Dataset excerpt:
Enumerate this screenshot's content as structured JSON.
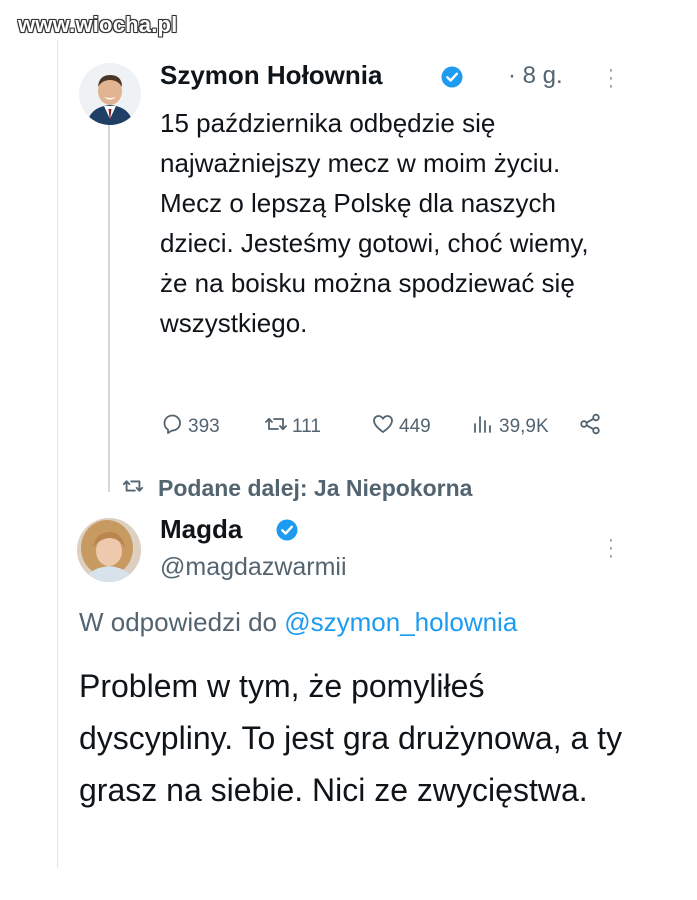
{
  "watermark": "www.wiocha.pl",
  "tweet": {
    "author": "Szymon Hołownia",
    "time": "· 8 g.",
    "text": "15 października odbędzie się najważniejszy mecz w moim życiu. Mecz o lepszą Polskę dla naszych dzieci. Jesteśmy gotowi, choć wiemy, że na boisku można spodziewać się wszystkiego.",
    "stats": {
      "replies": "393",
      "retweets": "111",
      "likes": "449",
      "views": "39,9K"
    }
  },
  "retweet_label": "Podane dalej: Ja Niepokorna",
  "reply": {
    "author": "Magda",
    "handle": "@magdazwarmii",
    "replying_to_prefix": "W odpowiedzi do",
    "replying_to_handle": "@szymon_holownia",
    "text": "Problem w tym, że pomyliłeś dyscypliny. To jest gra drużynowa, a ty grasz na siebie. Nici ze zwycięstwa."
  },
  "icons": {
    "verified": "verified-badge-icon",
    "more": "more-options-icon",
    "reply": "reply-icon",
    "retweet": "retweet-icon",
    "like": "heart-icon",
    "views": "views-icon",
    "share": "share-icon"
  },
  "colors": {
    "text": "#0f1419",
    "secondary": "#536471",
    "accent": "#1d9bf0",
    "verified": "#1d9bf0"
  }
}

> Work required
Nothing in the entries above should change when they are printed again, except that the pictures are dropped.

> Reply to the exercise
Enumerate this screenshot's content as structured JSON.
{
  "watermark": "www.wiocha.pl",
  "tweet": {
    "author": "Szymon Hołownia",
    "time": "· 8 g.",
    "text": "15 października odbędzie się najważniejszy mecz w moim życiu. Mecz o lepszą Polskę dla naszych dzieci. Jesteśmy gotowi, choć wiemy, że na boisku można spodziewać się wszystkiego.",
    "stats": {
      "replies": "393",
      "retweets": "111",
      "likes": "449",
      "views": "39,9K"
    }
  },
  "retweet_label": "Podane dalej: Ja Niepokorna",
  "reply": {
    "author": "Magda",
    "handle": "@magdazwarmii",
    "replying_to_prefix": "W odpowiedzi do",
    "replying_to_handle": "@szymon_holownia",
    "text": "Problem w tym, że pomyliłeś dyscypliny. To jest gra drużynowa, a ty grasz na siebie. Nici ze zwycięstwa."
  },
  "icons": {
    "verified": "verified-badge-icon",
    "more": "more-options-icon",
    "reply": "reply-icon",
    "retweet": "retweet-icon",
    "like": "heart-icon",
    "views": "views-icon",
    "share": "share-icon"
  },
  "colors": {
    "text": "#0f1419",
    "secondary": "#536471",
    "accent": "#1d9bf0",
    "verified": "#1d9bf0"
  }
}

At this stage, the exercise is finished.